> **Task goal**
Output the material beneath exactly, leaving nothing out.

> **Given records**
_ _ _

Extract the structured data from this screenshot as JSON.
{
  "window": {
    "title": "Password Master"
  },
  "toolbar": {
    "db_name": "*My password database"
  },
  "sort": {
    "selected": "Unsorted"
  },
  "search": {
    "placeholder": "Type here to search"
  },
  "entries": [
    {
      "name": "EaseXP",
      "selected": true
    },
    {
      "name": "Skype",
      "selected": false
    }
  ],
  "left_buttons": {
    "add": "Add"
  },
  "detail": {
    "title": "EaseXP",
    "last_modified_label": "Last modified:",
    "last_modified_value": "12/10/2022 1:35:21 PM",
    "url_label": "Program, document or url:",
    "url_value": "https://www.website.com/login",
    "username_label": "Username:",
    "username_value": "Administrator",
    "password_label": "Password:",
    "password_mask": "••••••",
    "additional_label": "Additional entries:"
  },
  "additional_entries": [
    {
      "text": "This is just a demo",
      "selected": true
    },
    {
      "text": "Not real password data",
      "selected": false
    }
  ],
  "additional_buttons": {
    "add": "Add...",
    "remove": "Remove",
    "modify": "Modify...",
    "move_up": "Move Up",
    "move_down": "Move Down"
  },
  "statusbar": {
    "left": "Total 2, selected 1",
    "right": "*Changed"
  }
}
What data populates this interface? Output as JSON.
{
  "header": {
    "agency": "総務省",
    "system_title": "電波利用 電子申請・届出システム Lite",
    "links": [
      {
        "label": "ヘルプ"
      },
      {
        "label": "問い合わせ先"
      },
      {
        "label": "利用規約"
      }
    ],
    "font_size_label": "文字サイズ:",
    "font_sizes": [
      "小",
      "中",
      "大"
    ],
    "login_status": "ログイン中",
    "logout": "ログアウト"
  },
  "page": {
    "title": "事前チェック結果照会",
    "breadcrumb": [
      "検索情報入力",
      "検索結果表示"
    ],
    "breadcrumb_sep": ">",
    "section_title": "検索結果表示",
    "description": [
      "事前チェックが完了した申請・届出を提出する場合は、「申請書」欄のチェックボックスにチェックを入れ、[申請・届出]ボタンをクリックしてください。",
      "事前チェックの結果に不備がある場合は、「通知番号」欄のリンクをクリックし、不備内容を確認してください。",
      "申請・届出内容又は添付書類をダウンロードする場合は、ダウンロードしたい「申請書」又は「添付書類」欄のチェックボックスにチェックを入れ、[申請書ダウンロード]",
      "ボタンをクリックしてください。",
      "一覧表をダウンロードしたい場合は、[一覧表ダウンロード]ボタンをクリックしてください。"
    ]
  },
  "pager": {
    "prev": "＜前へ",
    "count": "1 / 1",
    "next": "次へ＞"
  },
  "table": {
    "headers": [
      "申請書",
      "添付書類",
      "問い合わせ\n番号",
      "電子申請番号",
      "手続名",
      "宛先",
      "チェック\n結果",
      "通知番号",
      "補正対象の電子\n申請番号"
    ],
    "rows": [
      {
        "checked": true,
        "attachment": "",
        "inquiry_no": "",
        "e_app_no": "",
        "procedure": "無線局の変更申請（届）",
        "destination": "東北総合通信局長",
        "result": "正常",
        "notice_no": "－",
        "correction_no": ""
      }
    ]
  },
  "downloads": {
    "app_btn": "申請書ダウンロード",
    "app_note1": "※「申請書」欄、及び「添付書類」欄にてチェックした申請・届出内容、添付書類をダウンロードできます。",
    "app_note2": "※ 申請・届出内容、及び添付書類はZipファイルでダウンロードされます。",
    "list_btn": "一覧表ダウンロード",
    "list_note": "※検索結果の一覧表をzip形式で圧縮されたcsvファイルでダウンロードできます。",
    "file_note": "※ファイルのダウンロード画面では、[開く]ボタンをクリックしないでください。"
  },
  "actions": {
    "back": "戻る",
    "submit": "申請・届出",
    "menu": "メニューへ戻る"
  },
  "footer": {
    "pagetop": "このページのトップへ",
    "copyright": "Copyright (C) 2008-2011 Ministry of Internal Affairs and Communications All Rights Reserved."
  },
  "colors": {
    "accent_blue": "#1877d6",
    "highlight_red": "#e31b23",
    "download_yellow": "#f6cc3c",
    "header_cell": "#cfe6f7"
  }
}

_ _ _

> **Reply**
Extract the structured data from this screenshot as JSON.
{
  "window": {
    "title": "Password Master"
  },
  "toolbar": {
    "db_name": "*My password database"
  },
  "sort": {
    "selected": "Unsorted"
  },
  "search": {
    "placeholder": "Type here to search"
  },
  "entries": [
    {
      "name": "EaseXP",
      "selected": true
    },
    {
      "name": "Skype",
      "selected": false
    }
  ],
  "left_buttons": {
    "add": "Add"
  },
  "detail": {
    "title": "EaseXP",
    "last_modified_label": "Last modified:",
    "last_modified_value": "12/10/2022 1:35:21 PM",
    "url_label": "Program, document or url:",
    "url_value": "https://www.website.com/login",
    "username_label": "Username:",
    "username_value": "Administrator",
    "password_label": "Password:",
    "password_mask": "••••••",
    "additional_label": "Additional entries:"
  },
  "additional_entries": [
    {
      "text": "This is just a demo",
      "selected": true
    },
    {
      "text": "Not real password data",
      "selected": false
    }
  ],
  "additional_buttons": {
    "add": "Add...",
    "remove": "Remove",
    "modify": "Modify...",
    "move_up": "Move Up",
    "move_down": "Move Down"
  },
  "statusbar": {
    "left": "Total 2, selected 1",
    "right": "*Changed"
  }
}
What data populates this interface? Output as JSON.
{
  "header": {
    "agency": "総務省",
    "system_title": "電波利用 電子申請・届出システム Lite",
    "links": [
      {
        "label": "ヘルプ"
      },
      {
        "label": "問い合わせ先"
      },
      {
        "label": "利用規約"
      }
    ],
    "font_size_label": "文字サイズ:",
    "font_sizes": [
      "小",
      "中",
      "大"
    ],
    "login_status": "ログイン中",
    "logout": "ログアウト"
  },
  "page": {
    "title": "事前チェック結果照会",
    "breadcrumb": [
      "検索情報入力",
      "検索結果表示"
    ],
    "breadcrumb_sep": ">",
    "section_title": "検索結果表示",
    "description": [
      "事前チェックが完了した申請・届出を提出する場合は、「申請書」欄のチェックボックスにチェックを入れ、[申請・届出]ボタンをクリックしてください。",
      "事前チェックの結果に不備がある場合は、「通知番号」欄のリンクをクリックし、不備内容を確認してください。",
      "申請・届出内容又は添付書類をダウンロードする場合は、ダウンロードしたい「申請書」又は「添付書類」欄のチェックボックスにチェックを入れ、[申請書ダウンロード]",
      "ボタンをクリックしてください。",
      "一覧表をダウンロードしたい場合は、[一覧表ダウンロード]ボタンをクリックしてください。"
    ]
  },
  "pager": {
    "prev": "＜前へ",
    "count": "1 / 1",
    "next": "次へ＞"
  },
  "table": {
    "headers": [
      "申請書",
      "添付書類",
      "問い合わせ\n番号",
      "電子申請番号",
      "手続名",
      "宛先",
      "チェック\n結果",
      "通知番号",
      "補正対象の電子\n申請番号"
    ],
    "rows": [
      {
        "checked": true,
        "attachment": "",
        "inquiry_no": "",
        "e_app_no": "",
        "procedure": "無線局の変更申請（届）",
        "destination": "東北総合通信局長",
        "result": "正常",
        "notice_no": "－",
        "correction_no": ""
      }
    ]
  },
  "downloads": {
    "app_btn": "申請書ダウンロード",
    "app_note1": "※「申請書」欄、及び「添付書類」欄にてチェックした申請・届出内容、添付書類をダウンロードできます。",
    "app_note2": "※ 申請・届出内容、及び添付書類はZipファイルでダウンロードされます。",
    "list_btn": "一覧表ダウンロード",
    "list_note": "※検索結果の一覧表をzip形式で圧縮されたcsvファイルでダウンロードできます。",
    "file_note": "※ファイルのダウンロード画面では、[開く]ボタンをクリックしないでください。"
  },
  "actions": {
    "back": "戻る",
    "submit": "申請・届出",
    "menu": "メニューへ戻る"
  },
  "footer": {
    "pagetop": "このページのトップへ",
    "copyright": "Copyright (C) 2008-2011 Ministry of Internal Affairs and Communications All Rights Reserved."
  },
  "colors": {
    "accent_blue": "#1877d6",
    "highlight_red": "#e31b23",
    "download_yellow": "#f6cc3c",
    "header_cell": "#cfe6f7"
  }
}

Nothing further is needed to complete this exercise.